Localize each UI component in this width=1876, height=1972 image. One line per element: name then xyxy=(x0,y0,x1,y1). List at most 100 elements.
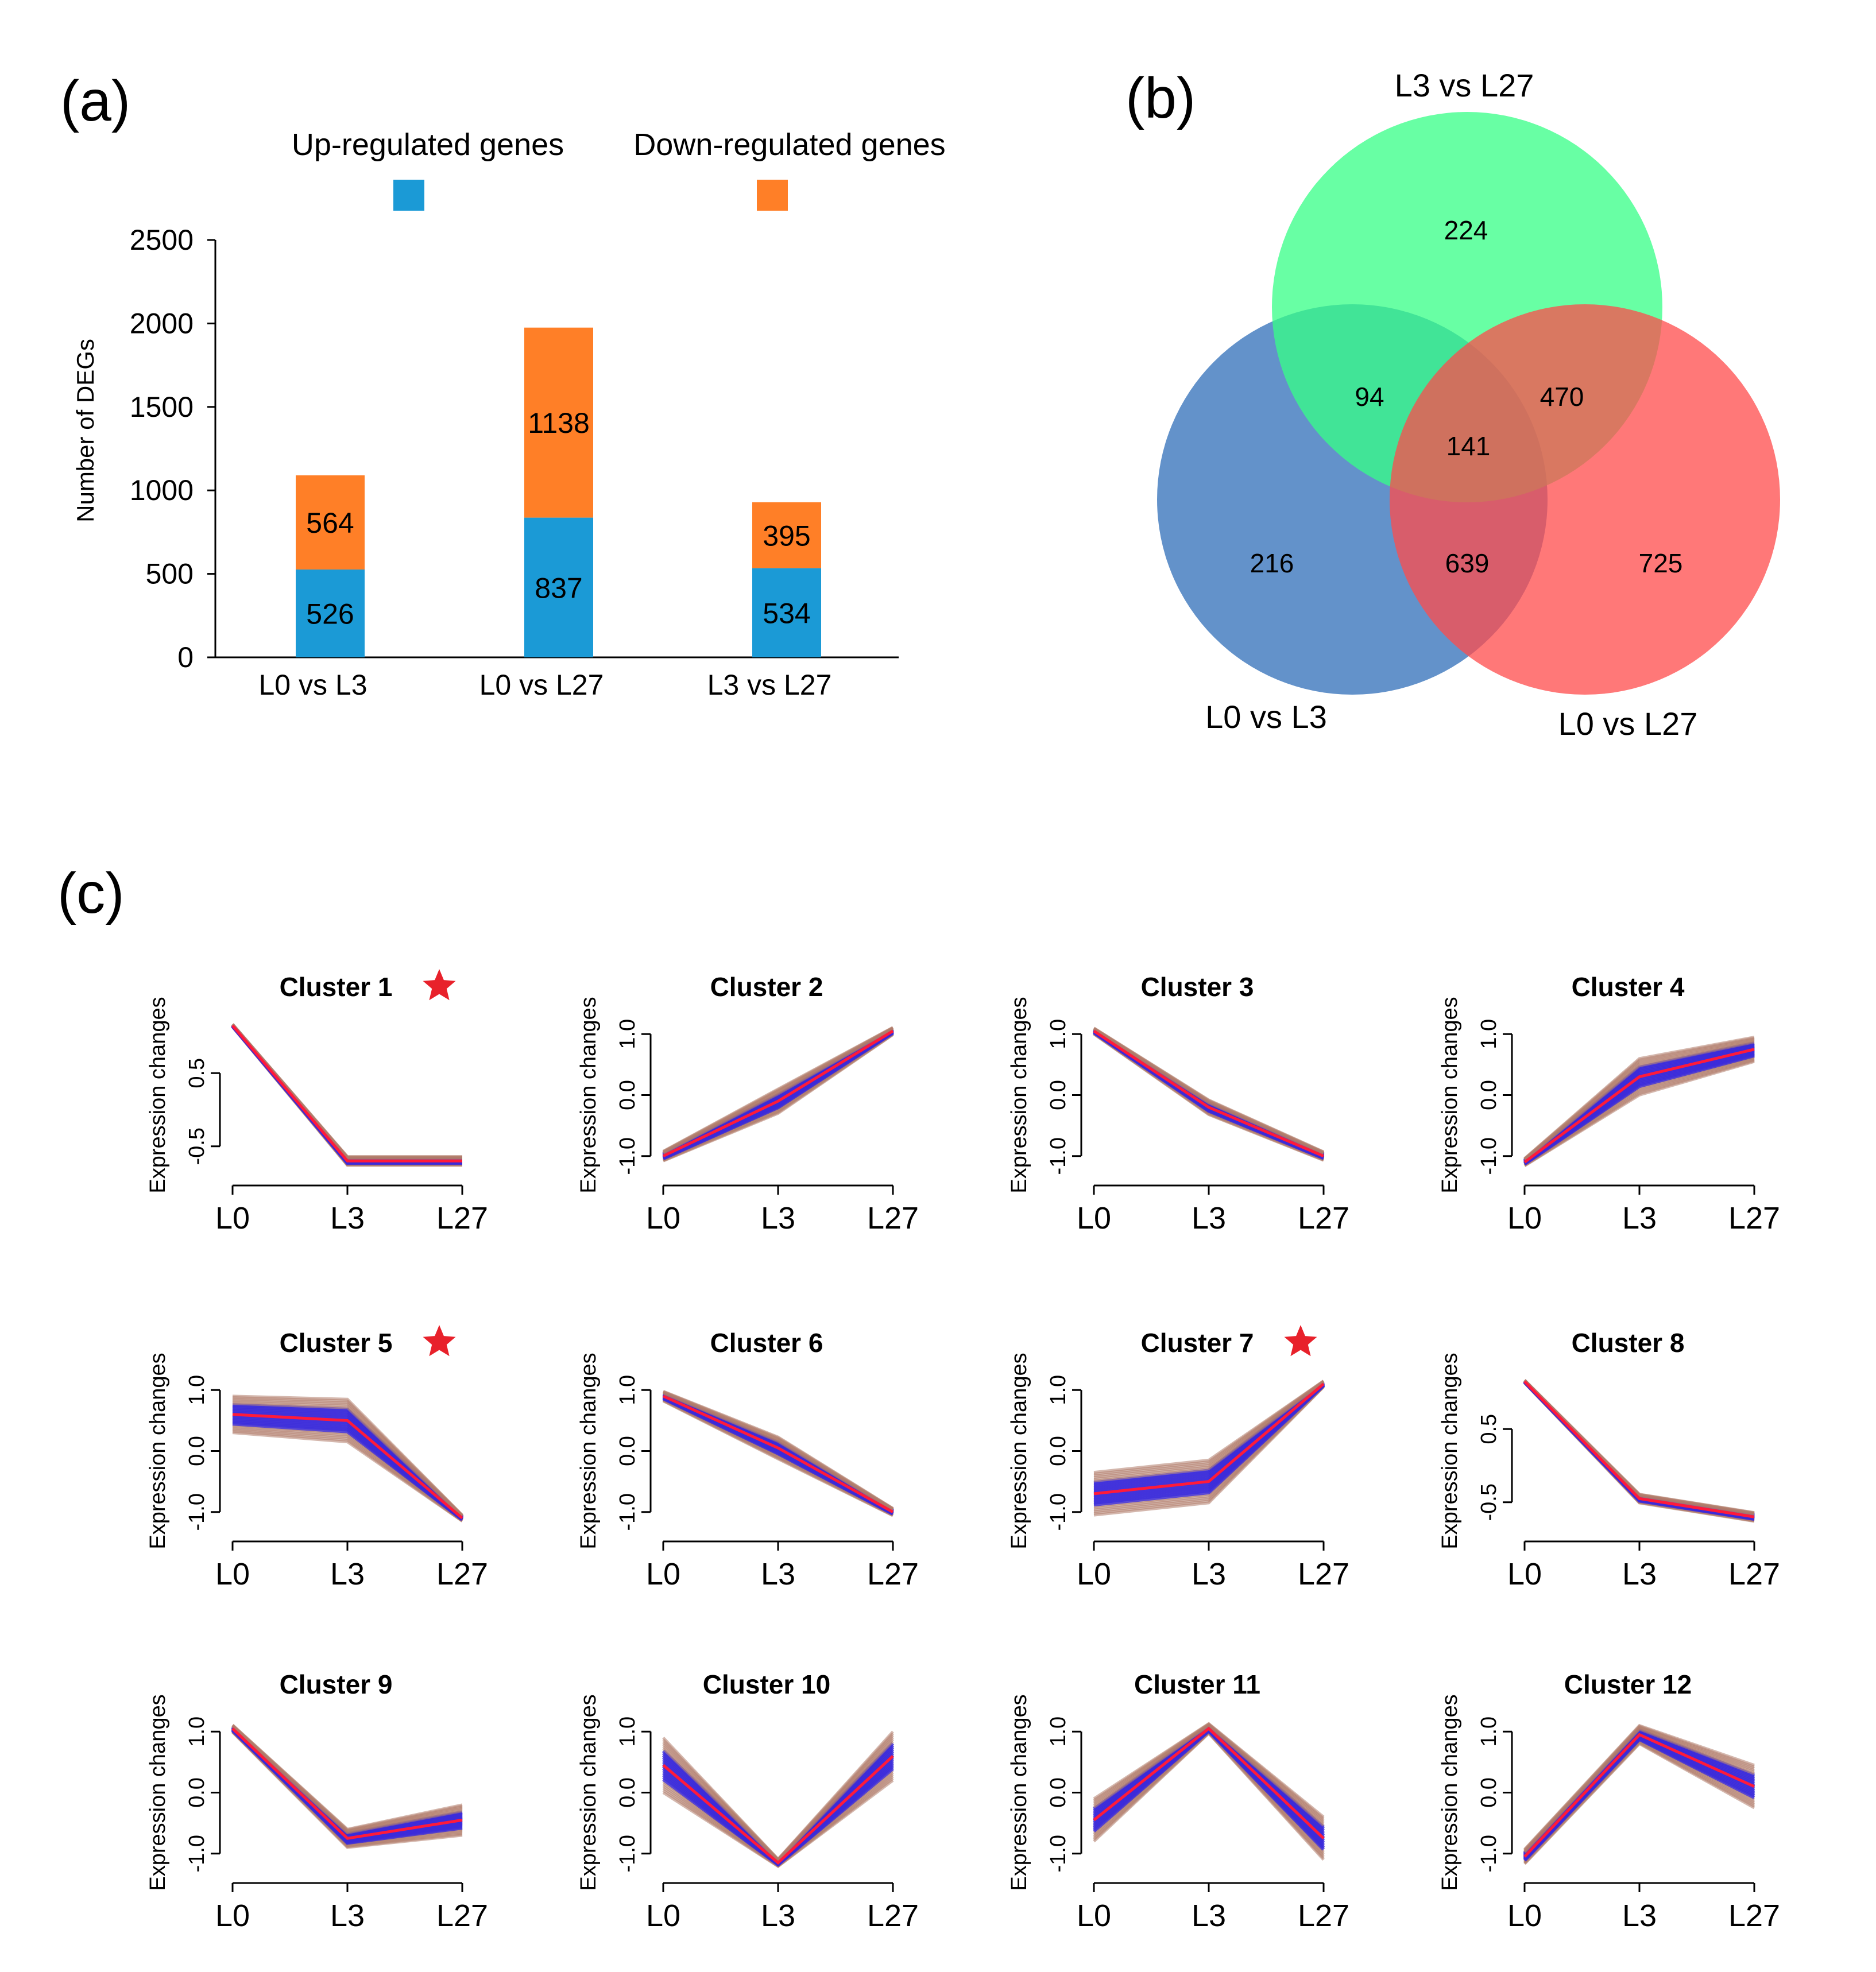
bar-down-value-label: 564 xyxy=(306,507,354,539)
cluster-plot-2: Cluster 2 -1.0 0.0 1.0 Expression changes L0 L… xyxy=(577,972,919,1235)
cluster-y-tick-label: 1.0 xyxy=(1046,1375,1070,1405)
cluster-centroid-line xyxy=(662,1754,894,1865)
bar-down-2 xyxy=(524,327,593,518)
cluster-member-line xyxy=(231,1023,462,1159)
cluster-member-line xyxy=(1093,1026,1325,1153)
cluster-y-tick-label: -1.0 xyxy=(185,1835,209,1872)
cluster-y-tick-label: -0.5 xyxy=(1477,1483,1501,1521)
cluster-member-line xyxy=(231,1023,462,1159)
cluster-x-tick-label: L0 xyxy=(215,1201,250,1235)
bar-y-tick-label: 1000 xyxy=(130,474,194,506)
cluster-centroid-line xyxy=(1093,1029,1324,1158)
cluster-title: Cluster 5 xyxy=(280,1328,393,1358)
cluster-y-tick-label: -1.0 xyxy=(185,1493,209,1531)
cluster-member-line xyxy=(231,1025,462,1165)
bar-y-tick-label: 1500 xyxy=(130,391,194,423)
cluster-y-axis-label: Expression changes xyxy=(1438,1353,1462,1549)
cluster-member-line xyxy=(231,1024,462,1161)
bar-down-3 xyxy=(752,502,821,568)
bar-down-value-label: 395 xyxy=(763,520,810,552)
cluster-x-tick-label: L0 xyxy=(1077,1201,1111,1235)
cluster-member-line xyxy=(1093,1027,1325,1154)
cluster-plot-4: Cluster 4 -1.0 0.0 1.0 Expression changes L0 L… xyxy=(1438,972,1780,1235)
bar-up-value-label: 837 xyxy=(535,572,582,604)
cluster-member-line xyxy=(1523,1730,1755,1857)
cluster-member-line xyxy=(231,1025,462,1164)
cluster-plot-3: Cluster 3 -1.0 0.0 1.0 Expression changes L0 L… xyxy=(1007,972,1349,1235)
cluster-member-line xyxy=(1523,1723,1755,1850)
cluster-y-tick-label: -1.0 xyxy=(1477,1835,1501,1872)
cluster-x-tick-label: L0 xyxy=(1507,1899,1542,1933)
cluster-x-tick-label: L27 xyxy=(867,1899,919,1933)
cluster-x-tick-label: L0 xyxy=(646,1201,680,1235)
cluster-y-tick-label: -1.0 xyxy=(616,1835,640,1872)
cluster-x-tick-label: L27 xyxy=(1298,1899,1349,1933)
venn-label-l0-vs-l27: L0 vs L27 xyxy=(1558,706,1698,742)
cluster-member-line xyxy=(231,1723,463,1831)
cluster-x-tick-label: L3 xyxy=(761,1899,795,1933)
cluster-plot-10: Cluster 10 -1.0 0.0 1.0 Expression changes L0… xyxy=(577,1669,919,1933)
star-icon xyxy=(423,1325,456,1357)
cluster-y-tick-label: 1.0 xyxy=(616,1375,640,1405)
cluster-x-tick-label: L3 xyxy=(761,1557,795,1591)
venn-count-all: 141 xyxy=(1446,431,1491,461)
cluster-x-tick-label: L3 xyxy=(1192,1201,1226,1235)
cluster-y-tick-label: 0.0 xyxy=(616,1436,640,1466)
cluster-x-tick-label: L27 xyxy=(436,1557,488,1591)
cluster-member-line xyxy=(231,1023,462,1159)
cluster-member-line xyxy=(231,1025,462,1165)
cluster-y-tick-label: 0.0 xyxy=(1046,1777,1070,1808)
cluster-member-line xyxy=(1093,1380,1325,1474)
cluster-x-tick-label: L3 xyxy=(1622,1201,1657,1235)
cluster-member-line xyxy=(231,1023,462,1160)
cluster-member-line xyxy=(1523,1036,1755,1160)
cluster-x-tick-label: L3 xyxy=(330,1557,365,1591)
bar-y-tick-label: 0 xyxy=(177,641,194,673)
cluster-member-line xyxy=(231,1024,462,1164)
cluster-y-axis-label: Expression changes xyxy=(1438,997,1462,1193)
cluster-member-line xyxy=(1093,1028,1325,1154)
cluster-y-tick-label: 1.0 xyxy=(1046,1717,1070,1747)
cluster-title: Cluster 4 xyxy=(1572,972,1685,1002)
cluster-y-tick-label: -1.0 xyxy=(1046,1493,1070,1531)
cluster-x-tick-label: L0 xyxy=(215,1557,250,1591)
cluster-title: Cluster 3 xyxy=(1141,972,1254,1002)
cluster-y-tick-label: 0.0 xyxy=(616,1080,640,1110)
venn-count-l3l27-l0l27: 470 xyxy=(1540,382,1584,412)
venn-count-l0l3-l0l27: 639 xyxy=(1445,548,1490,578)
venn-count-l3-vs-l27-only: 224 xyxy=(1444,215,1488,245)
cluster-plot-11: Cluster 11 -1.0 0.0 1.0 Expression changes L0… xyxy=(1007,1669,1349,1933)
legend-down-label: Down-regulated genes xyxy=(633,127,945,162)
cluster-member-line xyxy=(1523,1727,1755,1854)
cluster-x-tick-label: L0 xyxy=(646,1899,680,1933)
venn-count-l0-vs-l27-only: 725 xyxy=(1639,548,1683,578)
cluster-y-tick-label: 0.0 xyxy=(185,1777,209,1808)
bar-axes: 0 500 1000 1500 2000 2500 L0 vs L3 L0 vs L27 L3 … xyxy=(130,224,899,701)
legend-up-label: Up-regulated genes xyxy=(292,127,564,162)
cluster-plot-9: Cluster 9 -1.0 0.0 1.0 Expression changes L0 L… xyxy=(146,1669,488,1933)
star-icon xyxy=(1284,1325,1317,1357)
cluster-member-line xyxy=(231,1024,462,1162)
cluster-x-tick-label: L0 xyxy=(1077,1557,1111,1591)
legend-up-swatch xyxy=(393,180,424,211)
cluster-plot-12: Cluster 12 -1.0 0.0 1.0 Expression changes L0… xyxy=(1438,1669,1780,1933)
bar-up-1 xyxy=(296,569,365,657)
cluster-y-axis-label: Expression changes xyxy=(146,997,170,1193)
cluster-y-tick-label: 1.0 xyxy=(185,1717,209,1747)
cluster-x-tick-label: L27 xyxy=(436,1201,488,1235)
bar-category-label: L3 vs L27 xyxy=(707,669,832,701)
cluster-title: Cluster 10 xyxy=(703,1669,830,1699)
cluster-y-axis-label: Expression changes xyxy=(1438,1694,1462,1890)
cluster-y-tick-label: 1.0 xyxy=(1477,1019,1501,1049)
cluster-member-line xyxy=(231,1024,462,1162)
cluster-y-tick-label: 0.0 xyxy=(1046,1436,1070,1466)
bar-marks: 526 564 837 1138 534 395 xyxy=(296,327,821,657)
cluster-member-line xyxy=(231,1724,463,1832)
cluster-member-line xyxy=(231,1724,463,1832)
cluster-member-line xyxy=(231,1023,462,1159)
cluster-x-tick-label: L3 xyxy=(1192,1899,1226,1933)
cluster-title: Cluster 2 xyxy=(710,972,823,1002)
cluster-y-axis-label: Expression changes xyxy=(577,1353,601,1549)
cluster-x-tick-label: L27 xyxy=(1298,1557,1349,1591)
cluster-y-tick-label: -1.0 xyxy=(616,1493,640,1531)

• • • • • • •

### Problem details
Without altering anything, output all the lines above but none of the images.

### Your response
Localize each UI component in this width=1876, height=1972 image. One line per element: name then xyxy=(x0,y0,x1,y1). List at most 100 elements.
bar-down-value-label: 564 xyxy=(306,507,354,539)
cluster-plot-2: Cluster 2 -1.0 0.0 1.0 Expression changes L0 L… xyxy=(577,972,919,1235)
cluster-y-tick-label: 1.0 xyxy=(1046,1375,1070,1405)
cluster-centroid-line xyxy=(662,1754,894,1865)
bar-down-2 xyxy=(524,327,593,518)
cluster-member-line xyxy=(231,1023,462,1159)
cluster-member-line xyxy=(1093,1026,1325,1153)
cluster-y-tick-label: -1.0 xyxy=(185,1835,209,1872)
cluster-y-tick-label: -0.5 xyxy=(1477,1483,1501,1521)
cluster-member-line xyxy=(231,1023,462,1159)
cluster-x-tick-label: L0 xyxy=(215,1201,250,1235)
bar-y-tick-label: 1000 xyxy=(130,474,194,506)
cluster-centroid-line xyxy=(1093,1029,1324,1158)
cluster-title: Cluster 5 xyxy=(280,1328,393,1358)
cluster-y-tick-label: -1.0 xyxy=(185,1493,209,1531)
cluster-member-line xyxy=(231,1025,462,1165)
bar-y-tick-label: 1500 xyxy=(130,391,194,423)
cluster-y-axis-label: Expression changes xyxy=(1438,1353,1462,1549)
cluster-member-line xyxy=(231,1024,462,1161)
bar-down-3 xyxy=(752,502,821,568)
bar-down-value-label: 395 xyxy=(763,520,810,552)
cluster-x-tick-label: L0 xyxy=(1077,1201,1111,1235)
cluster-member-line xyxy=(1093,1027,1325,1154)
cluster-plot-4: Cluster 4 -1.0 0.0 1.0 Expression changes L0 L… xyxy=(1438,972,1780,1235)
bar-up-value-label: 837 xyxy=(535,572,582,604)
cluster-member-line xyxy=(1523,1730,1755,1857)
cluster-member-line xyxy=(231,1025,462,1164)
cluster-plot-3: Cluster 3 -1.0 0.0 1.0 Expression changes L0 L… xyxy=(1007,972,1349,1235)
cluster-member-line xyxy=(1523,1723,1755,1850)
cluster-y-tick-label: -1.0 xyxy=(1477,1835,1501,1872)
cluster-x-tick-label: L0 xyxy=(1507,1899,1542,1933)
cluster-x-tick-label: L27 xyxy=(867,1899,919,1933)
cluster-x-tick-label: L0 xyxy=(646,1201,680,1235)
cluster-y-tick-label: -1.0 xyxy=(616,1835,640,1872)
cluster-x-tick-label: L27 xyxy=(1298,1899,1349,1933)
venn-label-l0-vs-l27: L0 vs L27 xyxy=(1558,706,1698,742)
cluster-member-line xyxy=(231,1723,463,1831)
cluster-x-tick-label: L3 xyxy=(761,1899,795,1933)
cluster-plot-10: Cluster 10 -1.0 0.0 1.0 Expression changes L0… xyxy=(577,1669,919,1933)
star-icon xyxy=(423,1325,456,1357)
cluster-y-tick-label: 1.0 xyxy=(616,1375,640,1405)
cluster-x-tick-label: L3 xyxy=(761,1557,795,1591)
venn-count-all: 141 xyxy=(1446,431,1491,461)
cluster-x-tick-label: L3 xyxy=(1192,1201,1226,1235)
cluster-y-tick-label: 0.0 xyxy=(616,1436,640,1466)
cluster-x-tick-label: L27 xyxy=(436,1557,488,1591)
cluster-member-line xyxy=(231,1023,462,1159)
cluster-member-line xyxy=(231,1025,462,1165)
cluster-y-tick-label: 0.0 xyxy=(1046,1777,1070,1808)
cluster-member-line xyxy=(1093,1380,1325,1474)
cluster-x-tick-label: L3 xyxy=(1622,1201,1657,1235)
cluster-member-line xyxy=(231,1023,462,1160)
cluster-member-line xyxy=(1523,1036,1755,1160)
cluster-x-tick-label: L3 xyxy=(330,1557,365,1591)
bar-y-tick-label: 0 xyxy=(177,641,194,673)
cluster-member-line xyxy=(231,1024,462,1164)
cluster-y-axis-label: Expression changes xyxy=(1438,997,1462,1193)
cluster-member-line xyxy=(1093,1028,1325,1154)
cluster-y-tick-label: 1.0 xyxy=(1046,1717,1070,1747)
cluster-title: Cluster 4 xyxy=(1572,972,1685,1002)
cluster-y-tick-label: -1.0 xyxy=(1046,1493,1070,1531)
cluster-x-tick-label: L0 xyxy=(215,1557,250,1591)
cluster-title: Cluster 3 xyxy=(1141,972,1254,1002)
cluster-y-tick-label: 0.0 xyxy=(616,1080,640,1110)
venn-count-l3l27-l0l27: 470 xyxy=(1540,382,1584,412)
venn-count-l0l3-l0l27: 639 xyxy=(1445,548,1490,578)
venn-count-l3-vs-l27-only: 224 xyxy=(1444,215,1488,245)
cluster-plot-11: Cluster 11 -1.0 0.0 1.0 Expression changes L0… xyxy=(1007,1669,1349,1933)
legend-down-label: Down-regulated genes xyxy=(633,127,945,162)
cluster-member-line xyxy=(1523,1727,1755,1854)
cluster-x-tick-label: L0 xyxy=(646,1899,680,1933)
venn-count-l0-vs-l27-only: 725 xyxy=(1639,548,1683,578)
cluster-y-tick-label: 0.0 xyxy=(185,1777,209,1808)
bar-axes: 0 500 1000 1500 2000 2500 L0 vs L3 L0 vs L27 L3 … xyxy=(130,224,899,701)
legend-up-label: Up-regulated genes xyxy=(292,127,564,162)
cluster-plot-9: Cluster 9 -1.0 0.0 1.0 Expression changes L0 L… xyxy=(146,1669,488,1933)
star-icon xyxy=(1284,1325,1317,1357)
cluster-member-line xyxy=(231,1024,462,1162)
cluster-x-tick-label: L0 xyxy=(1077,1557,1111,1591)
legend-up-swatch xyxy=(393,180,424,211)
cluster-plot-12: Cluster 12 -1.0 0.0 1.0 Expression changes L0… xyxy=(1438,1669,1780,1933)
bar-up-1 xyxy=(296,569,365,657)
cluster-y-axis-label: Expression changes xyxy=(146,997,170,1193)
cluster-y-tick-label: 1.0 xyxy=(185,1717,209,1747)
cluster-x-tick-label: L27 xyxy=(436,1201,488,1235)
bar-category-label: L3 vs L27 xyxy=(707,669,832,701)
cluster-title: Cluster 10 xyxy=(703,1669,830,1699)
cluster-y-axis-label: Expression changes xyxy=(1438,1694,1462,1890)
cluster-y-tick-label: 1.0 xyxy=(1477,1019,1501,1049)
cluster-member-line xyxy=(231,1024,462,1162)
cluster-y-tick-label: 0.0 xyxy=(1046,1436,1070,1466)
bar-marks: 526 564 837 1138 534 395 xyxy=(296,327,821,657)
cluster-member-line xyxy=(231,1724,463,1832)
cluster-member-line xyxy=(231,1724,463,1832)
cluster-member-line xyxy=(231,1023,462,1159)
cluster-x-tick-label: L3 xyxy=(1192,1899,1226,1933)
cluster-title: Cluster 2 xyxy=(710,972,823,1002)
cluster-y-axis-label: Expression changes xyxy=(577,1353,601,1549)
cluster-x-tick-label: L27 xyxy=(1298,1557,1349,1591)
cluster-y-tick-label: -1.0 xyxy=(616,1493,640,1531)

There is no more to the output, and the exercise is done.